***** RECORDS SHOWN
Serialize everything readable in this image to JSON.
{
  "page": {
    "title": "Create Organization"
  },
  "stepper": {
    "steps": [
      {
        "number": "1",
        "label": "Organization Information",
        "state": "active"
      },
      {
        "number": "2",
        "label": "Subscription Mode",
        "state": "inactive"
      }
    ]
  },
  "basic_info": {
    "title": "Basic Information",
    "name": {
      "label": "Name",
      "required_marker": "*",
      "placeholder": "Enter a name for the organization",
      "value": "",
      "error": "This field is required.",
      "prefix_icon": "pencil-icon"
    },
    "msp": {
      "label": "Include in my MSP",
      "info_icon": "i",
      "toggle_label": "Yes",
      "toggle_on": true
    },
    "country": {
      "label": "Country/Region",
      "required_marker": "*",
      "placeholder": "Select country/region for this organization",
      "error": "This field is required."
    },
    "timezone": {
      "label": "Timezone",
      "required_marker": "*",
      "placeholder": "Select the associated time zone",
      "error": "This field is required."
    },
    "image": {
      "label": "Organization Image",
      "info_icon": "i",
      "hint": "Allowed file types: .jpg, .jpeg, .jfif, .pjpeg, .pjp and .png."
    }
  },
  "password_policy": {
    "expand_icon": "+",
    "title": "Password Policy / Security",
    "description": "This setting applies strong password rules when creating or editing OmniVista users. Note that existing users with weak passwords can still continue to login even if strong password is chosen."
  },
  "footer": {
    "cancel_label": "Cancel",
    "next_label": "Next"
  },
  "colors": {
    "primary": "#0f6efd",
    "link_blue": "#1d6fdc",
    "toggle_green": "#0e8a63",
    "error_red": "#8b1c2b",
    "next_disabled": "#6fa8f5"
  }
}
**********
Restate the whole of the material exactly.

- **REPLY**:
Serialize everything readable in this image to JSON.
{
  "page": {
    "title": "Create Organization"
  },
  "stepper": {
    "steps": [
      {
        "number": "1",
        "label": "Organization Information",
        "state": "active"
      },
      {
        "number": "2",
        "label": "Subscription Mode",
        "state": "inactive"
      }
    ]
  },
  "basic_info": {
    "title": "Basic Information",
    "name": {
      "label": "Name",
      "required_marker": "*",
      "placeholder": "Enter a name for the organization",
      "value": "",
      "error": "This field is required.",
      "prefix_icon": "pencil-icon"
    },
    "msp": {
      "label": "Include in my MSP",
      "info_icon": "i",
      "toggle_label": "Yes",
      "toggle_on": true
    },
    "country": {
      "label": "Country/Region",
      "required_marker": "*",
      "placeholder": "Select country/region for this organization",
      "error": "This field is required."
    },
    "timezone": {
      "label": "Timezone",
      "required_marker": "*",
      "placeholder": "Select the associated time zone",
      "error": "This field is required."
    },
    "image": {
      "label": "Organization Image",
      "info_icon": "i",
      "hint": "Allowed file types: .jpg, .jpeg, .jfif, .pjpeg, .pjp and .png."
    }
  },
  "password_policy": {
    "expand_icon": "+",
    "title": "Password Policy / Security",
    "description": "This setting applies strong password rules when creating or editing OmniVista users. Note that existing users with weak passwords can still continue to login even if strong password is chosen."
  },
  "footer": {
    "cancel_label": "Cancel",
    "next_label": "Next"
  },
  "colors": {
    "primary": "#0f6efd",
    "link_blue": "#1d6fdc",
    "toggle_green": "#0e8a63",
    "error_red": "#8b1c2b",
    "next_disabled": "#6fa8f5"
  }
}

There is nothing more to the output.